-- BEGIN TASK INPUT --

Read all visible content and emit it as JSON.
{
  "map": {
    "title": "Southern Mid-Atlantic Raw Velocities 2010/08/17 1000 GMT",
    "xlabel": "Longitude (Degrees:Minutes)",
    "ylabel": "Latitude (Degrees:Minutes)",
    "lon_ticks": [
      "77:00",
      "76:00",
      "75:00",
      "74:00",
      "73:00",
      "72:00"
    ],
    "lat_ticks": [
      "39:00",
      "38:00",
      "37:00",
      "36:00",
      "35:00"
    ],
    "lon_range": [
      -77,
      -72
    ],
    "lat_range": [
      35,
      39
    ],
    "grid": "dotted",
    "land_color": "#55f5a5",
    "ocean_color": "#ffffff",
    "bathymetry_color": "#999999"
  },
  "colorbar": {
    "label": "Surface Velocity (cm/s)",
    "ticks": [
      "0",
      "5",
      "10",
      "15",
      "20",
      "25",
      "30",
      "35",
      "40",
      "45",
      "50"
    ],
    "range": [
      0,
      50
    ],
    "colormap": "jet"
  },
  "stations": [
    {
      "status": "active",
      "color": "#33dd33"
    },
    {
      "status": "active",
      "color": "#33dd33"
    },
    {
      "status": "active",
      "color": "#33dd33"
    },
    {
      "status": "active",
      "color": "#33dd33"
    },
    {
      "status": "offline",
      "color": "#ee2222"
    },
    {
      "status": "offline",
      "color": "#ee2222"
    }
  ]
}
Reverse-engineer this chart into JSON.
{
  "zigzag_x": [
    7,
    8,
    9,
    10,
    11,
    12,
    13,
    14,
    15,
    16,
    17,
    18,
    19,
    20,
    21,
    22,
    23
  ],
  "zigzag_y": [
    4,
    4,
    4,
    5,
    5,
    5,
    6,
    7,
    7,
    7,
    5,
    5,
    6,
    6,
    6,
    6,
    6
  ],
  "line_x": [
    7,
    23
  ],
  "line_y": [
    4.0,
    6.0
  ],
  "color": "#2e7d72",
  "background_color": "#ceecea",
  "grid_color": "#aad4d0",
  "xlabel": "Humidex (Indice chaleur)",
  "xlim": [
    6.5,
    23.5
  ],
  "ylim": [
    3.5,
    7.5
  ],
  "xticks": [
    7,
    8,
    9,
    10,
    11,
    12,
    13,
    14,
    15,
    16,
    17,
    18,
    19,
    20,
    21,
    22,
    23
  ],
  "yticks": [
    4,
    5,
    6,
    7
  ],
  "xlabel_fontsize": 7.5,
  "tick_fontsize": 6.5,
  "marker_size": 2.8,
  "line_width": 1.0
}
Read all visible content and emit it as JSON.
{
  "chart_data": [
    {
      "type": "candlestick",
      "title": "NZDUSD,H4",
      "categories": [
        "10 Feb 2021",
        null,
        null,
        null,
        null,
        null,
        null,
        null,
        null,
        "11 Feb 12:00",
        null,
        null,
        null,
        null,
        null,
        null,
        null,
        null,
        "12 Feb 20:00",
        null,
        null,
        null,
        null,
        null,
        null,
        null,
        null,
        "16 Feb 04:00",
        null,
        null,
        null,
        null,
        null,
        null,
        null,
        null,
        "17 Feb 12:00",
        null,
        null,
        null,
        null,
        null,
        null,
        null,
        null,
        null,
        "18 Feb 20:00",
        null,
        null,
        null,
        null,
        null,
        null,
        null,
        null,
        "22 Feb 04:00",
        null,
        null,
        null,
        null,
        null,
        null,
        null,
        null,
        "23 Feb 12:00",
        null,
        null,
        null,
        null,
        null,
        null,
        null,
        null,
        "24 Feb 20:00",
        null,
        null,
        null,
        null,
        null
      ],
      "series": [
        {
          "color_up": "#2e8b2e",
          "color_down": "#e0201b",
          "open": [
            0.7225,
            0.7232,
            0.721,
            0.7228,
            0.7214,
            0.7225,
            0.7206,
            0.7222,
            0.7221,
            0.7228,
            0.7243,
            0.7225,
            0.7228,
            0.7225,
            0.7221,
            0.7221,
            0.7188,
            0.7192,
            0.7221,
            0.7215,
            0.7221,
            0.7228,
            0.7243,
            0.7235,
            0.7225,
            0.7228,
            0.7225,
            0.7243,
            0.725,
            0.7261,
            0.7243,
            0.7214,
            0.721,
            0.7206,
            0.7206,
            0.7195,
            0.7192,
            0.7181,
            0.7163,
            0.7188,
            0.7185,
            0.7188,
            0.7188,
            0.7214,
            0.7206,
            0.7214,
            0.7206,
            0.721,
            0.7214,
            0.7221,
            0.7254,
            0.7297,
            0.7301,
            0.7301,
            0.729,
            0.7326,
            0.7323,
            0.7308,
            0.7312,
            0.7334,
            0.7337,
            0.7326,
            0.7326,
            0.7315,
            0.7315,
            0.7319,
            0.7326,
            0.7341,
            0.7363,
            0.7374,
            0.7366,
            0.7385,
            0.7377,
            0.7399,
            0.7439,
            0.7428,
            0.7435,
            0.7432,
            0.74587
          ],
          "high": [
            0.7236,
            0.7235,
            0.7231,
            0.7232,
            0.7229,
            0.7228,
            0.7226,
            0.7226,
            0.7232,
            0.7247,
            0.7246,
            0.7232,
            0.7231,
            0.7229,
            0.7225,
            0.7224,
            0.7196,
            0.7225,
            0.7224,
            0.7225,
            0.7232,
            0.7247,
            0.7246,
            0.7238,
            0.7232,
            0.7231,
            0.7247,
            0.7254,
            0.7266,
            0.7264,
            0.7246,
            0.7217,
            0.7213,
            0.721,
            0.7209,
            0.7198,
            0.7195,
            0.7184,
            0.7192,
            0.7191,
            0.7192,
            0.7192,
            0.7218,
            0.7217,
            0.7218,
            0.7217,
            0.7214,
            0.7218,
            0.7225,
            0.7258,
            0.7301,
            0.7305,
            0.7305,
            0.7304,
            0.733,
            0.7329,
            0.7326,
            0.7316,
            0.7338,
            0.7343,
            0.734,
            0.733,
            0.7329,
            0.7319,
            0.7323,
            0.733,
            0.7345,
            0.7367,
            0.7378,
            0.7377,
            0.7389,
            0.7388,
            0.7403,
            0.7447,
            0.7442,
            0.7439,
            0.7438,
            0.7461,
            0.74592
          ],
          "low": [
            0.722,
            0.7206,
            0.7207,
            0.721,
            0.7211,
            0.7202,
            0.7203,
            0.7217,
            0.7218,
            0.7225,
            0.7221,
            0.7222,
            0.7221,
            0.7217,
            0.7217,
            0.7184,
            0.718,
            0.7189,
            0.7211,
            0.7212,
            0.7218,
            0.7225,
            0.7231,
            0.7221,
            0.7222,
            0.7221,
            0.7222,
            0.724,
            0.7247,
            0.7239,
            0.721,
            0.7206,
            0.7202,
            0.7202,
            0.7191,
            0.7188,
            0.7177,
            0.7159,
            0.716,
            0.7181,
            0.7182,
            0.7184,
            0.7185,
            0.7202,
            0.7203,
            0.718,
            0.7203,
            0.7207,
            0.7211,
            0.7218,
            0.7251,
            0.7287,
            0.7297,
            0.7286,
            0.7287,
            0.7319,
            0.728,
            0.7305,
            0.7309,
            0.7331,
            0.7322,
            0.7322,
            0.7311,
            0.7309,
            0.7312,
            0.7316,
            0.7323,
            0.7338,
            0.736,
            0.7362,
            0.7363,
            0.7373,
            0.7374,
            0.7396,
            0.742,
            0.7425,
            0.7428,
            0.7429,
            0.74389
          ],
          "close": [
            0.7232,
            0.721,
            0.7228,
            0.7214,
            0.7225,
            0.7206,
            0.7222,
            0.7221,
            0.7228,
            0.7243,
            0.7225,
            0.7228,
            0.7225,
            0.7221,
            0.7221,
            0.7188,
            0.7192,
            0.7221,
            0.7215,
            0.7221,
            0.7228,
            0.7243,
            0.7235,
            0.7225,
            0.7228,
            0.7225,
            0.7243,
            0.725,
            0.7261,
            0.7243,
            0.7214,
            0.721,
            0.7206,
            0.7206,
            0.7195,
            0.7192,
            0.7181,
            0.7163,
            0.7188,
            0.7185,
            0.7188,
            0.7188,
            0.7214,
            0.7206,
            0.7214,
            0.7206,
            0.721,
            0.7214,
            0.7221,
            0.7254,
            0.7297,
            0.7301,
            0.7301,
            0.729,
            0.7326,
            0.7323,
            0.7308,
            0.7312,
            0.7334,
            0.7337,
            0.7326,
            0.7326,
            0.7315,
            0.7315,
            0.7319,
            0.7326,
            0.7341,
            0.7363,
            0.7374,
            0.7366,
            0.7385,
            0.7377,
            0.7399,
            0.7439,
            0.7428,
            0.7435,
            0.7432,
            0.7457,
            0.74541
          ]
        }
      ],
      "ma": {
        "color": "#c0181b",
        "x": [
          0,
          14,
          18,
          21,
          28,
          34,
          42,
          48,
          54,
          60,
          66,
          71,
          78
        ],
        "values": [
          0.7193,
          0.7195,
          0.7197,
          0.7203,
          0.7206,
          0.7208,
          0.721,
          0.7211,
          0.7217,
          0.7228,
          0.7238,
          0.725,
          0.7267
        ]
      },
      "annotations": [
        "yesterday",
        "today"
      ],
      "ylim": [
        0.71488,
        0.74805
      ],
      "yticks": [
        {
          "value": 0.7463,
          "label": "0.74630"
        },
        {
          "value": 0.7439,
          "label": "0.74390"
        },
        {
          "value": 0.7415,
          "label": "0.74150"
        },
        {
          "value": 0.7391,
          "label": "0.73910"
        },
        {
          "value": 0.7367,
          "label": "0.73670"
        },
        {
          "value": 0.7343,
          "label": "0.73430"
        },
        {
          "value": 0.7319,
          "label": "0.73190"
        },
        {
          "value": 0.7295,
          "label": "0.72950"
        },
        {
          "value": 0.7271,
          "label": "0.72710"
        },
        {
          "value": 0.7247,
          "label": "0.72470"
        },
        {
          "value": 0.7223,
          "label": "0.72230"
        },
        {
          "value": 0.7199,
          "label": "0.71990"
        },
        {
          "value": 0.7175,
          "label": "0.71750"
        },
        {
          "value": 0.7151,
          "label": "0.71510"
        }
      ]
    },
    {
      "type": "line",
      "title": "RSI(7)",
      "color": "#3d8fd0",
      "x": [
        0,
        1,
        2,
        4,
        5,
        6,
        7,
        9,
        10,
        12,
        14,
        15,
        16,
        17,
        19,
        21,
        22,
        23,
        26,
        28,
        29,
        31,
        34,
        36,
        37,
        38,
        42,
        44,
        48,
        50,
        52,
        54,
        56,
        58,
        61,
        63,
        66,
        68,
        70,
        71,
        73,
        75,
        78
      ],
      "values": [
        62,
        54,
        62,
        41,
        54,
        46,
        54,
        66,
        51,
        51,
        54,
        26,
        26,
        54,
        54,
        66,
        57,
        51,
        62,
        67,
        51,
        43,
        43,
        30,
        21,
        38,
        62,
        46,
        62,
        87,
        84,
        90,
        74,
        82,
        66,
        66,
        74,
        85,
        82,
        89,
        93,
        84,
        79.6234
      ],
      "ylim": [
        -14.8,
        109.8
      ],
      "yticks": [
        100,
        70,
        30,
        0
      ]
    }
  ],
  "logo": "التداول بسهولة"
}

-- END TASK INPUT --
-- BEGIN TASK INPUT --

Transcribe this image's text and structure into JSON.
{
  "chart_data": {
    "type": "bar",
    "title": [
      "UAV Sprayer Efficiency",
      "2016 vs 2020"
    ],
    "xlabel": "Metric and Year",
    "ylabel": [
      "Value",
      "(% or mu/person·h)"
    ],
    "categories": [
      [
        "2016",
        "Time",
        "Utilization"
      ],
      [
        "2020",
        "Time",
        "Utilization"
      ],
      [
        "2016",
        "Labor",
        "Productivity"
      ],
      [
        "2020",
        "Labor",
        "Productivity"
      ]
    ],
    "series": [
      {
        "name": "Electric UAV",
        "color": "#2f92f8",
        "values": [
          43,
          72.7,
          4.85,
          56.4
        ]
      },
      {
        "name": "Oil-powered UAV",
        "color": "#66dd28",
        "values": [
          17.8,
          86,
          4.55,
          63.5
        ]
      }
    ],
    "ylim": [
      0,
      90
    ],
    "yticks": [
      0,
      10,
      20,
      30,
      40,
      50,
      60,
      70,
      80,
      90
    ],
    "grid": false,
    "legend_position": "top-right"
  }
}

-- END TASK INPUT --

• _EXERCISE PROMPT_
Go through the records and show every line with the string "JSON" in it.

• _TASK RESPONSE_
Read all visible content and emit it as JSON.
Reverse-engineer this chart into JSON.
Read all visible content and emit it as JSON.
Transcribe this image's text and structure into JSON.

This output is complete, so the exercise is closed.